_Stated problem_
Reproduce every entry exactly, without alteration.

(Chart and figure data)
___

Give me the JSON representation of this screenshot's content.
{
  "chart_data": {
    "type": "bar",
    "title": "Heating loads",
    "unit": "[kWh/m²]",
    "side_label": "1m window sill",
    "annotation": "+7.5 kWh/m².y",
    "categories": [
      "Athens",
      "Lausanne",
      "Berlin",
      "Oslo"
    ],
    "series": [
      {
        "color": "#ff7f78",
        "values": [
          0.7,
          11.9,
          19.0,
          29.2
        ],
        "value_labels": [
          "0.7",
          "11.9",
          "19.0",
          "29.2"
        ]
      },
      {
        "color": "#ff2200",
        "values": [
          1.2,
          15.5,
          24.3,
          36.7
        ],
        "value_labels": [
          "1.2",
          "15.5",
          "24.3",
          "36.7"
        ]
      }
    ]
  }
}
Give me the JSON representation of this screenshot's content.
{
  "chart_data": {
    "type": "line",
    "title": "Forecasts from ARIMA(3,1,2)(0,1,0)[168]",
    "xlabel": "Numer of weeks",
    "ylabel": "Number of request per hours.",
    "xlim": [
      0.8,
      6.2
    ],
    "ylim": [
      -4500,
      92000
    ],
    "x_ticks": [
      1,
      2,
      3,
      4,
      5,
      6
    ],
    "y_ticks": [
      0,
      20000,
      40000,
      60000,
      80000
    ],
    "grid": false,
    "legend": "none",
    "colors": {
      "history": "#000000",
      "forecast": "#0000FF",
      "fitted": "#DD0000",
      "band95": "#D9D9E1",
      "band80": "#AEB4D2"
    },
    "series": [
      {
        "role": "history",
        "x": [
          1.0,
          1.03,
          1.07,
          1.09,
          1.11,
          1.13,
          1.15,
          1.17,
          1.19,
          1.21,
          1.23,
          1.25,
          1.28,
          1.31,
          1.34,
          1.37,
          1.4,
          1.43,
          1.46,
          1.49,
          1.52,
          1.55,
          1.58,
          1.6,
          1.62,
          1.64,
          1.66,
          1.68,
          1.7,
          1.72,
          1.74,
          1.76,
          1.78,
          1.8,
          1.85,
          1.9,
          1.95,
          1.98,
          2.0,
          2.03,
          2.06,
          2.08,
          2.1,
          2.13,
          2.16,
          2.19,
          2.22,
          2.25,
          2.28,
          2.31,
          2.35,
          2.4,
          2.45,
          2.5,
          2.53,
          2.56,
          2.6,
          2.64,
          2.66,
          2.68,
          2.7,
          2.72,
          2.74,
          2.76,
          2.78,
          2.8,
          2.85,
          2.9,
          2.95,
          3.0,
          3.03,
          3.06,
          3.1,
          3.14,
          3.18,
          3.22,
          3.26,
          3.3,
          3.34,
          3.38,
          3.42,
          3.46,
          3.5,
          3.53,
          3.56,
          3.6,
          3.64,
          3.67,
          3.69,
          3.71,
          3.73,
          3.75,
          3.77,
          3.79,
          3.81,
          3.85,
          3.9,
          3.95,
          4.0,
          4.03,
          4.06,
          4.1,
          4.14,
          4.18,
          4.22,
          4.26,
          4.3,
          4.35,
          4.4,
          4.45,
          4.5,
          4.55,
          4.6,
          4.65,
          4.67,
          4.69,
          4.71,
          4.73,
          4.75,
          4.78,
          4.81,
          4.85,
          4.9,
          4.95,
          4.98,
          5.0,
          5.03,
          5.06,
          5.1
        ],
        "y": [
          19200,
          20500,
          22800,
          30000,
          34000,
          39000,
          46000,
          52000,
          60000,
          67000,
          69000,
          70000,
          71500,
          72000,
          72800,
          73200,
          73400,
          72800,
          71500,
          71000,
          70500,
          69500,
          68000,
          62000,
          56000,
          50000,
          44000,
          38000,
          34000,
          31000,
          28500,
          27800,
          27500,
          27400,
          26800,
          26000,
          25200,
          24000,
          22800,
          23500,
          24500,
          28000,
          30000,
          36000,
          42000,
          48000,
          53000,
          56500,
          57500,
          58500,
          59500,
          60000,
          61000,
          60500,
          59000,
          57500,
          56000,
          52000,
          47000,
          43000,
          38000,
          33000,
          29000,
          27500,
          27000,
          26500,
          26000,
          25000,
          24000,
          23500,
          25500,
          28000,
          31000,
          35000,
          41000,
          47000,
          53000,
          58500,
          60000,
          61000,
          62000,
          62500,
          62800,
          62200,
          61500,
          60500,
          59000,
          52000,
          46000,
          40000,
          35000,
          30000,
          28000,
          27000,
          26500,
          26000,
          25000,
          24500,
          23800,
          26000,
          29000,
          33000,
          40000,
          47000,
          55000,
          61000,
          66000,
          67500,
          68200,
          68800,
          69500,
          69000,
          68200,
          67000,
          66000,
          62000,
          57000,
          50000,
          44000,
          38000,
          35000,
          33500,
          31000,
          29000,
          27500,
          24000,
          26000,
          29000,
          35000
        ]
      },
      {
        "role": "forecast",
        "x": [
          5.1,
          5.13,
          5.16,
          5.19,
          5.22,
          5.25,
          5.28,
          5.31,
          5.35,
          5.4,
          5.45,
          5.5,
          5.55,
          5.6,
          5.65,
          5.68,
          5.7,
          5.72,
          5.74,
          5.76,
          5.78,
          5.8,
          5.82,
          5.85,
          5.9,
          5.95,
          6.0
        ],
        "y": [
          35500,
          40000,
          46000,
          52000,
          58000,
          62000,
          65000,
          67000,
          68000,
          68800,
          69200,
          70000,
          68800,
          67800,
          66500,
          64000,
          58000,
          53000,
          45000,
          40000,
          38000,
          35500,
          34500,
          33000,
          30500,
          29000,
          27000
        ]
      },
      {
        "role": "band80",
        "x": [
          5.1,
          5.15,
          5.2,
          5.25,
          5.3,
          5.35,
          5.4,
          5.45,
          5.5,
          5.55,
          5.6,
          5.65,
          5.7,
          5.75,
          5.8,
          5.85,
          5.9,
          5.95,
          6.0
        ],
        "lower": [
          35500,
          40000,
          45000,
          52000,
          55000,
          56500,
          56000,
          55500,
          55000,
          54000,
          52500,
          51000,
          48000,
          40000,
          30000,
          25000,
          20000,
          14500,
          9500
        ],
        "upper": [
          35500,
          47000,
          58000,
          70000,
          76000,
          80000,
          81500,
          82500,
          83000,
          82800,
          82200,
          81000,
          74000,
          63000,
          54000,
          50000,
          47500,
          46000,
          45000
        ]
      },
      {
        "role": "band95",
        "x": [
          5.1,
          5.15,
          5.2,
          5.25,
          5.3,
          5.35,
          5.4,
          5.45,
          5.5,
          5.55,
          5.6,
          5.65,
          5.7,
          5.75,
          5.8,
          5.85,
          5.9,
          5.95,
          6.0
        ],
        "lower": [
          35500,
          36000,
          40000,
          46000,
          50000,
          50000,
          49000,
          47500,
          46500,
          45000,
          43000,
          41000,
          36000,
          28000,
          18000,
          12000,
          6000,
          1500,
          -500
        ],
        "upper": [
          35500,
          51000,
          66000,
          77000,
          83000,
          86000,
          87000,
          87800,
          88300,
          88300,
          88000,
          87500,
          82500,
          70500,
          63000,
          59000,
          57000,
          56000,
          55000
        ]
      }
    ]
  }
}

___

_Task output_
Give me the JSON representation of this screenshot's content.
{
  "chart_data": {
    "type": "bar",
    "title": "Heating loads",
    "unit": "[kWh/m²]",
    "side_label": "1m window sill",
    "annotation": "+7.5 kWh/m².y",
    "categories": [
      "Athens",
      "Lausanne",
      "Berlin",
      "Oslo"
    ],
    "series": [
      {
        "color": "#ff7f78",
        "values": [
          0.7,
          11.9,
          19.0,
          29.2
        ],
        "value_labels": [
          "0.7",
          "11.9",
          "19.0",
          "29.2"
        ]
      },
      {
        "color": "#ff2200",
        "values": [
          1.2,
          15.5,
          24.3,
          36.7
        ],
        "value_labels": [
          "1.2",
          "15.5",
          "24.3",
          "36.7"
        ]
      }
    ]
  }
}
Give me the JSON representation of this screenshot's content.
{
  "chart_data": {
    "type": "line",
    "title": "Forecasts from ARIMA(3,1,2)(0,1,0)[168]",
    "xlabel": "Numer of weeks",
    "ylabel": "Number of request per hours.",
    "xlim": [
      0.8,
      6.2
    ],
    "ylim": [
      -4500,
      92000
    ],
    "x_ticks": [
      1,
      2,
      3,
      4,
      5,
      6
    ],
    "y_ticks": [
      0,
      20000,
      40000,
      60000,
      80000
    ],
    "grid": false,
    "legend": "none",
    "colors": {
      "history": "#000000",
      "forecast": "#0000FF",
      "fitted": "#DD0000",
      "band95": "#D9D9E1",
      "band80": "#AEB4D2"
    },
    "series": [
      {
        "role": "history",
        "x": [
          1.0,
          1.03,
          1.07,
          1.09,
          1.11,
          1.13,
          1.15,
          1.17,
          1.19,
          1.21,
          1.23,
          1.25,
          1.28,
          1.31,
          1.34,
          1.37,
          1.4,
          1.43,
          1.46,
          1.49,
          1.52,
          1.55,
          1.58,
          1.6,
          1.62,
          1.64,
          1.66,
          1.68,
          1.7,
          1.72,
          1.74,
          1.76,
          1.78,
          1.8,
          1.85,
          1.9,
          1.95,
          1.98,
          2.0,
          2.03,
          2.06,
          2.08,
          2.1,
          2.13,
          2.16,
          2.19,
          2.22,
          2.25,
          2.28,
          2.31,
          2.35,
          2.4,
          2.45,
          2.5,
          2.53,
          2.56,
          2.6,
          2.64,
          2.66,
          2.68,
          2.7,
          2.72,
          2.74,
          2.76,
          2.78,
          2.8,
          2.85,
          2.9,
          2.95,
          3.0,
          3.03,
          3.06,
          3.1,
          3.14,
          3.18,
          3.22,
          3.26,
          3.3,
          3.34,
          3.38,
          3.42,
          3.46,
          3.5,
          3.53,
          3.56,
          3.6,
          3.64,
          3.67,
          3.69,
          3.71,
          3.73,
          3.75,
          3.77,
          3.79,
          3.81,
          3.85,
          3.9,
          3.95,
          4.0,
          4.03,
          4.06,
          4.1,
          4.14,
          4.18,
          4.22,
          4.26,
          4.3,
          4.35,
          4.4,
          4.45,
          4.5,
          4.55,
          4.6,
          4.65,
          4.67,
          4.69,
          4.71,
          4.73,
          4.75,
          4.78,
          4.81,
          4.85,
          4.9,
          4.95,
          4.98,
          5.0,
          5.03,
          5.06,
          5.1
        ],
        "y": [
          19200,
          20500,
          22800,
          30000,
          34000,
          39000,
          46000,
          52000,
          60000,
          67000,
          69000,
          70000,
          71500,
          72000,
          72800,
          73200,
          73400,
          72800,
          71500,
          71000,
          70500,
          69500,
          68000,
          62000,
          56000,
          50000,
          44000,
          38000,
          34000,
          31000,
          28500,
          27800,
          27500,
          27400,
          26800,
          26000,
          25200,
          24000,
          22800,
          23500,
          24500,
          28000,
          30000,
          36000,
          42000,
          48000,
          53000,
          56500,
          57500,
          58500,
          59500,
          60000,
          61000,
          60500,
          59000,
          57500,
          56000,
          52000,
          47000,
          43000,
          38000,
          33000,
          29000,
          27500,
          27000,
          26500,
          26000,
          25000,
          24000,
          23500,
          25500,
          28000,
          31000,
          35000,
          41000,
          47000,
          53000,
          58500,
          60000,
          61000,
          62000,
          62500,
          62800,
          62200,
          61500,
          60500,
          59000,
          52000,
          46000,
          40000,
          35000,
          30000,
          28000,
          27000,
          26500,
          26000,
          25000,
          24500,
          23800,
          26000,
          29000,
          33000,
          40000,
          47000,
          55000,
          61000,
          66000,
          67500,
          68200,
          68800,
          69500,
          69000,
          68200,
          67000,
          66000,
          62000,
          57000,
          50000,
          44000,
          38000,
          35000,
          33500,
          31000,
          29000,
          27500,
          24000,
          26000,
          29000,
          35000
        ]
      },
      {
        "role": "forecast",
        "x": [
          5.1,
          5.13,
          5.16,
          5.19,
          5.22,
          5.25,
          5.28,
          5.31,
          5.35,
          5.4,
          5.45,
          5.5,
          5.55,
          5.6,
          5.65,
          5.68,
          5.7,
          5.72,
          5.74,
          5.76,
          5.78,
          5.8,
          5.82,
          5.85,
          5.9,
          5.95,
          6.0
        ],
        "y": [
          35500,
          40000,
          46000,
          52000,
          58000,
          62000,
          65000,
          67000,
          68000,
          68800,
          69200,
          70000,
          68800,
          67800,
          66500,
          64000,
          58000,
          53000,
          45000,
          40000,
          38000,
          35500,
          34500,
          33000,
          30500,
          29000,
          27000
        ]
      },
      {
        "role": "band80",
        "x": [
          5.1,
          5.15,
          5.2,
          5.25,
          5.3,
          5.35,
          5.4,
          5.45,
          5.5,
          5.55,
          5.6,
          5.65,
          5.7,
          5.75,
          5.8,
          5.85,
          5.9,
          5.95,
          6.0
        ],
        "lower": [
          35500,
          40000,
          45000,
          52000,
          55000,
          56500,
          56000,
          55500,
          55000,
          54000,
          52500,
          51000,
          48000,
          40000,
          30000,
          25000,
          20000,
          14500,
          9500
        ],
        "upper": [
          35500,
          47000,
          58000,
          70000,
          76000,
          80000,
          81500,
          82500,
          83000,
          82800,
          82200,
          81000,
          74000,
          63000,
          54000,
          50000,
          47500,
          46000,
          45000
        ]
      },
      {
        "role": "band95",
        "x": [
          5.1,
          5.15,
          5.2,
          5.25,
          5.3,
          5.35,
          5.4,
          5.45,
          5.5,
          5.55,
          5.6,
          5.65,
          5.7,
          5.75,
          5.8,
          5.85,
          5.9,
          5.95,
          6.0
        ],
        "lower": [
          35500,
          36000,
          40000,
          46000,
          50000,
          50000,
          49000,
          47500,
          46500,
          45000,
          43000,
          41000,
          36000,
          28000,
          18000,
          12000,
          6000,
          1500,
          -500
        ],
        "upper": [
          35500,
          51000,
          66000,
          77000,
          83000,
          86000,
          87000,
          87800,
          88300,
          88300,
          88000,
          87500,
          82500,
          70500,
          63000,
          59000,
          57000,
          56000,
          55000
        ]
      }
    ]
  }
}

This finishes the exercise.